** Begin **
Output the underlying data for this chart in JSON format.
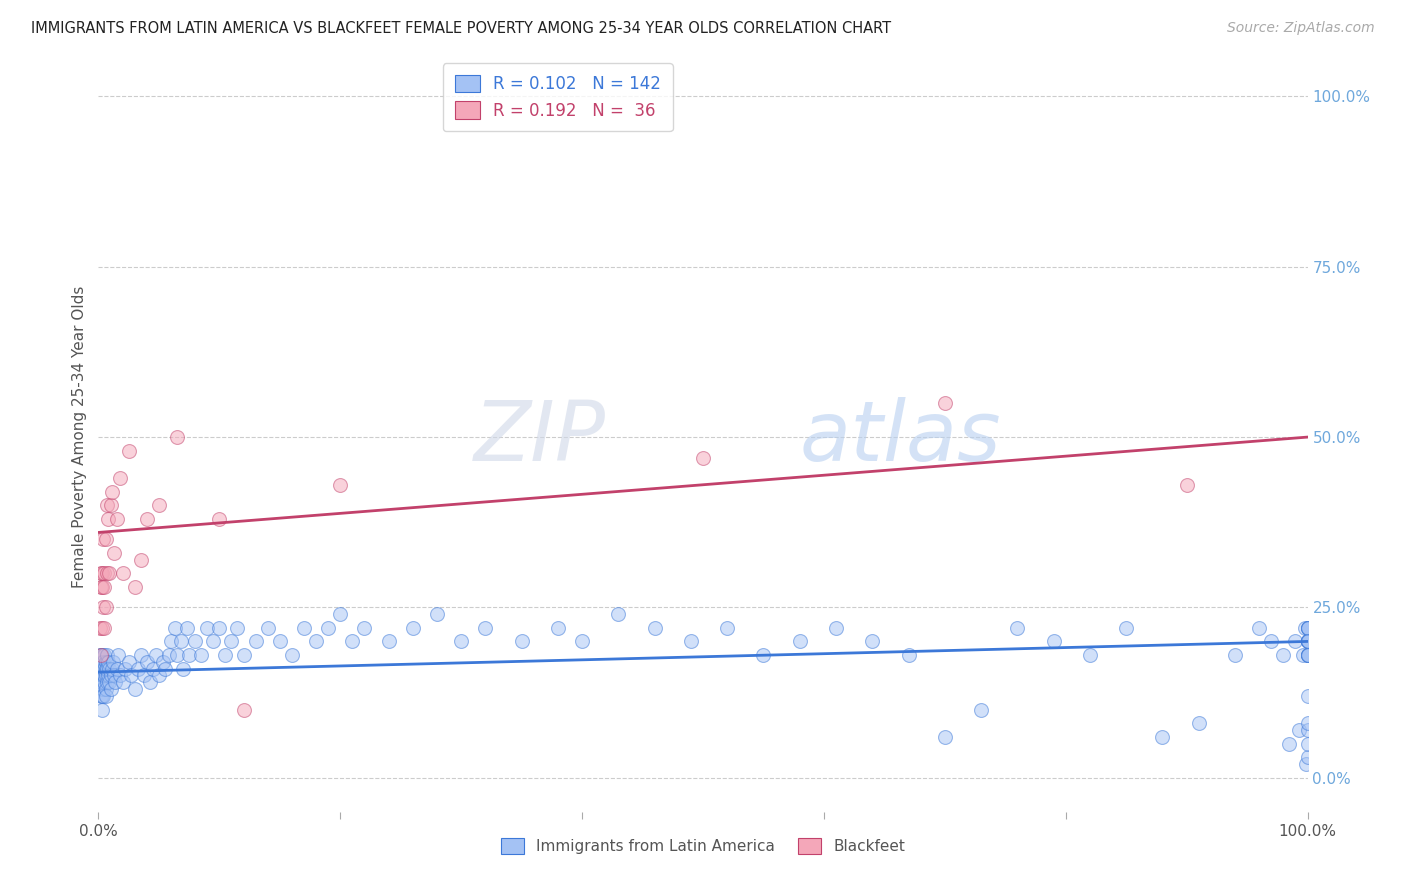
{
  "title": "IMMIGRANTS FROM LATIN AMERICA VS BLACKFEET FEMALE POVERTY AMONG 25-34 YEAR OLDS CORRELATION CHART",
  "source": "Source: ZipAtlas.com",
  "ylabel": "Female Poverty Among 25-34 Year Olds",
  "blue_R": 0.102,
  "blue_N": 142,
  "pink_R": 0.192,
  "pink_N": 36,
  "blue_color": "#a4c2f4",
  "pink_color": "#f4a7b9",
  "blue_line_color": "#3c78d8",
  "pink_line_color": "#c2416b",
  "right_axis_color": "#6fa8dc",
  "watermark_zip": "ZIP",
  "watermark_atlas": "atlas",
  "legend_label_blue": "Immigrants from Latin America",
  "legend_label_pink": "Blackfeet",
  "xlim": [
    0,
    1
  ],
  "ylim": [
    -0.05,
    1.05
  ],
  "plot_ylim_lo": 0.0,
  "plot_ylim_hi": 1.0,
  "xtick_positions": [
    0,
    0.2,
    0.4,
    0.6,
    0.8,
    1.0
  ],
  "ytick_positions": [
    0.0,
    0.25,
    0.5,
    0.75,
    1.0
  ],
  "blue_x": [
    0.001,
    0.001,
    0.001,
    0.002,
    0.002,
    0.002,
    0.002,
    0.002,
    0.003,
    0.003,
    0.003,
    0.003,
    0.003,
    0.003,
    0.003,
    0.004,
    0.004,
    0.004,
    0.004,
    0.004,
    0.005,
    0.005,
    0.005,
    0.005,
    0.006,
    0.006,
    0.006,
    0.006,
    0.006,
    0.007,
    0.007,
    0.007,
    0.008,
    0.008,
    0.009,
    0.009,
    0.01,
    0.01,
    0.011,
    0.012,
    0.013,
    0.014,
    0.015,
    0.016,
    0.018,
    0.02,
    0.022,
    0.025,
    0.027,
    0.03,
    0.033,
    0.035,
    0.038,
    0.04,
    0.043,
    0.045,
    0.048,
    0.05,
    0.053,
    0.055,
    0.058,
    0.06,
    0.063,
    0.065,
    0.068,
    0.07,
    0.073,
    0.075,
    0.08,
    0.085,
    0.09,
    0.095,
    0.1,
    0.105,
    0.11,
    0.115,
    0.12,
    0.13,
    0.14,
    0.15,
    0.16,
    0.17,
    0.18,
    0.19,
    0.2,
    0.21,
    0.22,
    0.24,
    0.26,
    0.28,
    0.3,
    0.32,
    0.35,
    0.38,
    0.4,
    0.43,
    0.46,
    0.49,
    0.52,
    0.55,
    0.58,
    0.61,
    0.64,
    0.67,
    0.7,
    0.73,
    0.76,
    0.79,
    0.82,
    0.85,
    0.88,
    0.91,
    0.94,
    0.96,
    0.97,
    0.98,
    0.985,
    0.99,
    0.993,
    0.996,
    0.998,
    0.999,
    1.0,
    1.0,
    1.0,
    1.0,
    1.0,
    1.0,
    1.0,
    1.0,
    1.0,
    1.0,
    1.0,
    1.0,
    1.0,
    1.0,
    1.0,
    1.0,
    1.0,
    1.0,
    1.0,
    1.0
  ],
  "blue_y": [
    0.14,
    0.16,
    0.18,
    0.13,
    0.15,
    0.17,
    0.12,
    0.18,
    0.14,
    0.16,
    0.1,
    0.12,
    0.15,
    0.17,
    0.18,
    0.13,
    0.15,
    0.16,
    0.12,
    0.17,
    0.14,
    0.16,
    0.15,
    0.18,
    0.13,
    0.12,
    0.15,
    0.17,
    0.16,
    0.14,
    0.16,
    0.18,
    0.15,
    0.17,
    0.14,
    0.16,
    0.13,
    0.15,
    0.16,
    0.17,
    0.15,
    0.14,
    0.16,
    0.18,
    0.15,
    0.14,
    0.16,
    0.17,
    0.15,
    0.13,
    0.16,
    0.18,
    0.15,
    0.17,
    0.14,
    0.16,
    0.18,
    0.15,
    0.17,
    0.16,
    0.18,
    0.2,
    0.22,
    0.18,
    0.2,
    0.16,
    0.22,
    0.18,
    0.2,
    0.18,
    0.22,
    0.2,
    0.22,
    0.18,
    0.2,
    0.22,
    0.18,
    0.2,
    0.22,
    0.2,
    0.18,
    0.22,
    0.2,
    0.22,
    0.24,
    0.2,
    0.22,
    0.2,
    0.22,
    0.24,
    0.2,
    0.22,
    0.2,
    0.22,
    0.2,
    0.24,
    0.22,
    0.2,
    0.22,
    0.18,
    0.2,
    0.22,
    0.2,
    0.18,
    0.06,
    0.1,
    0.22,
    0.2,
    0.18,
    0.22,
    0.06,
    0.08,
    0.18,
    0.22,
    0.2,
    0.18,
    0.05,
    0.2,
    0.07,
    0.18,
    0.22,
    0.02,
    0.2,
    0.18,
    0.22,
    0.18,
    0.03,
    0.2,
    0.18,
    0.05,
    0.22,
    0.07,
    0.2,
    0.18,
    0.22,
    0.2,
    0.08,
    0.18,
    0.2,
    0.22,
    0.2,
    0.12
  ],
  "pink_x": [
    0.001,
    0.002,
    0.002,
    0.002,
    0.003,
    0.003,
    0.003,
    0.004,
    0.004,
    0.005,
    0.005,
    0.005,
    0.006,
    0.006,
    0.007,
    0.007,
    0.008,
    0.009,
    0.01,
    0.011,
    0.013,
    0.015,
    0.018,
    0.02,
    0.025,
    0.03,
    0.035,
    0.04,
    0.05,
    0.065,
    0.1,
    0.12,
    0.2,
    0.5,
    0.7,
    0.9
  ],
  "pink_y": [
    0.22,
    0.28,
    0.3,
    0.18,
    0.3,
    0.22,
    0.28,
    0.25,
    0.35,
    0.3,
    0.22,
    0.28,
    0.35,
    0.25,
    0.4,
    0.3,
    0.38,
    0.3,
    0.4,
    0.42,
    0.33,
    0.38,
    0.44,
    0.3,
    0.48,
    0.28,
    0.32,
    0.38,
    0.4,
    0.5,
    0.38,
    0.1,
    0.43,
    0.47,
    0.55,
    0.43
  ],
  "pink_line_start_y": 0.36,
  "pink_line_end_y": 0.5,
  "blue_line_start_y": 0.155,
  "blue_line_end_y": 0.2
}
** End **
What the exercise asks — Every record above should be written out again exactly; the pictures stay out of the copy.

Output of the exercise —
Output the underlying data for this chart in JSON format.
{
  "title": "IMMIGRANTS FROM LATIN AMERICA VS BLACKFEET FEMALE POVERTY AMONG 25-34 YEAR OLDS CORRELATION CHART",
  "source": "Source: ZipAtlas.com",
  "ylabel": "Female Poverty Among 25-34 Year Olds",
  "blue_R": 0.102,
  "blue_N": 142,
  "pink_R": 0.192,
  "pink_N": 36,
  "blue_color": "#a4c2f4",
  "pink_color": "#f4a7b9",
  "blue_line_color": "#3c78d8",
  "pink_line_color": "#c2416b",
  "right_axis_color": "#6fa8dc",
  "watermark_zip": "ZIP",
  "watermark_atlas": "atlas",
  "legend_label_blue": "Immigrants from Latin America",
  "legend_label_pink": "Blackfeet",
  "xlim": [
    0,
    1
  ],
  "ylim": [
    -0.05,
    1.05
  ],
  "plot_ylim_lo": 0.0,
  "plot_ylim_hi": 1.0,
  "xtick_positions": [
    0,
    0.2,
    0.4,
    0.6,
    0.8,
    1.0
  ],
  "ytick_positions": [
    0.0,
    0.25,
    0.5,
    0.75,
    1.0
  ],
  "blue_x": [
    0.001,
    0.001,
    0.001,
    0.002,
    0.002,
    0.002,
    0.002,
    0.002,
    0.003,
    0.003,
    0.003,
    0.003,
    0.003,
    0.003,
    0.003,
    0.004,
    0.004,
    0.004,
    0.004,
    0.004,
    0.005,
    0.005,
    0.005,
    0.005,
    0.006,
    0.006,
    0.006,
    0.006,
    0.006,
    0.007,
    0.007,
    0.007,
    0.008,
    0.008,
    0.009,
    0.009,
    0.01,
    0.01,
    0.011,
    0.012,
    0.013,
    0.014,
    0.015,
    0.016,
    0.018,
    0.02,
    0.022,
    0.025,
    0.027,
    0.03,
    0.033,
    0.035,
    0.038,
    0.04,
    0.043,
    0.045,
    0.048,
    0.05,
    0.053,
    0.055,
    0.058,
    0.06,
    0.063,
    0.065,
    0.068,
    0.07,
    0.073,
    0.075,
    0.08,
    0.085,
    0.09,
    0.095,
    0.1,
    0.105,
    0.11,
    0.115,
    0.12,
    0.13,
    0.14,
    0.15,
    0.16,
    0.17,
    0.18,
    0.19,
    0.2,
    0.21,
    0.22,
    0.24,
    0.26,
    0.28,
    0.3,
    0.32,
    0.35,
    0.38,
    0.4,
    0.43,
    0.46,
    0.49,
    0.52,
    0.55,
    0.58,
    0.61,
    0.64,
    0.67,
    0.7,
    0.73,
    0.76,
    0.79,
    0.82,
    0.85,
    0.88,
    0.91,
    0.94,
    0.96,
    0.97,
    0.98,
    0.985,
    0.99,
    0.993,
    0.996,
    0.998,
    0.999,
    1.0,
    1.0,
    1.0,
    1.0,
    1.0,
    1.0,
    1.0,
    1.0,
    1.0,
    1.0,
    1.0,
    1.0,
    1.0,
    1.0,
    1.0,
    1.0,
    1.0,
    1.0,
    1.0,
    1.0
  ],
  "blue_y": [
    0.14,
    0.16,
    0.18,
    0.13,
    0.15,
    0.17,
    0.12,
    0.18,
    0.14,
    0.16,
    0.1,
    0.12,
    0.15,
    0.17,
    0.18,
    0.13,
    0.15,
    0.16,
    0.12,
    0.17,
    0.14,
    0.16,
    0.15,
    0.18,
    0.13,
    0.12,
    0.15,
    0.17,
    0.16,
    0.14,
    0.16,
    0.18,
    0.15,
    0.17,
    0.14,
    0.16,
    0.13,
    0.15,
    0.16,
    0.17,
    0.15,
    0.14,
    0.16,
    0.18,
    0.15,
    0.14,
    0.16,
    0.17,
    0.15,
    0.13,
    0.16,
    0.18,
    0.15,
    0.17,
    0.14,
    0.16,
    0.18,
    0.15,
    0.17,
    0.16,
    0.18,
    0.2,
    0.22,
    0.18,
    0.2,
    0.16,
    0.22,
    0.18,
    0.2,
    0.18,
    0.22,
    0.2,
    0.22,
    0.18,
    0.2,
    0.22,
    0.18,
    0.2,
    0.22,
    0.2,
    0.18,
    0.22,
    0.2,
    0.22,
    0.24,
    0.2,
    0.22,
    0.2,
    0.22,
    0.24,
    0.2,
    0.22,
    0.2,
    0.22,
    0.2,
    0.24,
    0.22,
    0.2,
    0.22,
    0.18,
    0.2,
    0.22,
    0.2,
    0.18,
    0.06,
    0.1,
    0.22,
    0.2,
    0.18,
    0.22,
    0.06,
    0.08,
    0.18,
    0.22,
    0.2,
    0.18,
    0.05,
    0.2,
    0.07,
    0.18,
    0.22,
    0.02,
    0.2,
    0.18,
    0.22,
    0.18,
    0.03,
    0.2,
    0.18,
    0.05,
    0.22,
    0.07,
    0.2,
    0.18,
    0.22,
    0.2,
    0.08,
    0.18,
    0.2,
    0.22,
    0.2,
    0.12
  ],
  "pink_x": [
    0.001,
    0.002,
    0.002,
    0.002,
    0.003,
    0.003,
    0.003,
    0.004,
    0.004,
    0.005,
    0.005,
    0.005,
    0.006,
    0.006,
    0.007,
    0.007,
    0.008,
    0.009,
    0.01,
    0.011,
    0.013,
    0.015,
    0.018,
    0.02,
    0.025,
    0.03,
    0.035,
    0.04,
    0.05,
    0.065,
    0.1,
    0.12,
    0.2,
    0.5,
    0.7,
    0.9
  ],
  "pink_y": [
    0.22,
    0.28,
    0.3,
    0.18,
    0.3,
    0.22,
    0.28,
    0.25,
    0.35,
    0.3,
    0.22,
    0.28,
    0.35,
    0.25,
    0.4,
    0.3,
    0.38,
    0.3,
    0.4,
    0.42,
    0.33,
    0.38,
    0.44,
    0.3,
    0.48,
    0.28,
    0.32,
    0.38,
    0.4,
    0.5,
    0.38,
    0.1,
    0.43,
    0.47,
    0.55,
    0.43
  ],
  "pink_line_start_y": 0.36,
  "pink_line_end_y": 0.5,
  "blue_line_start_y": 0.155,
  "blue_line_end_y": 0.2
}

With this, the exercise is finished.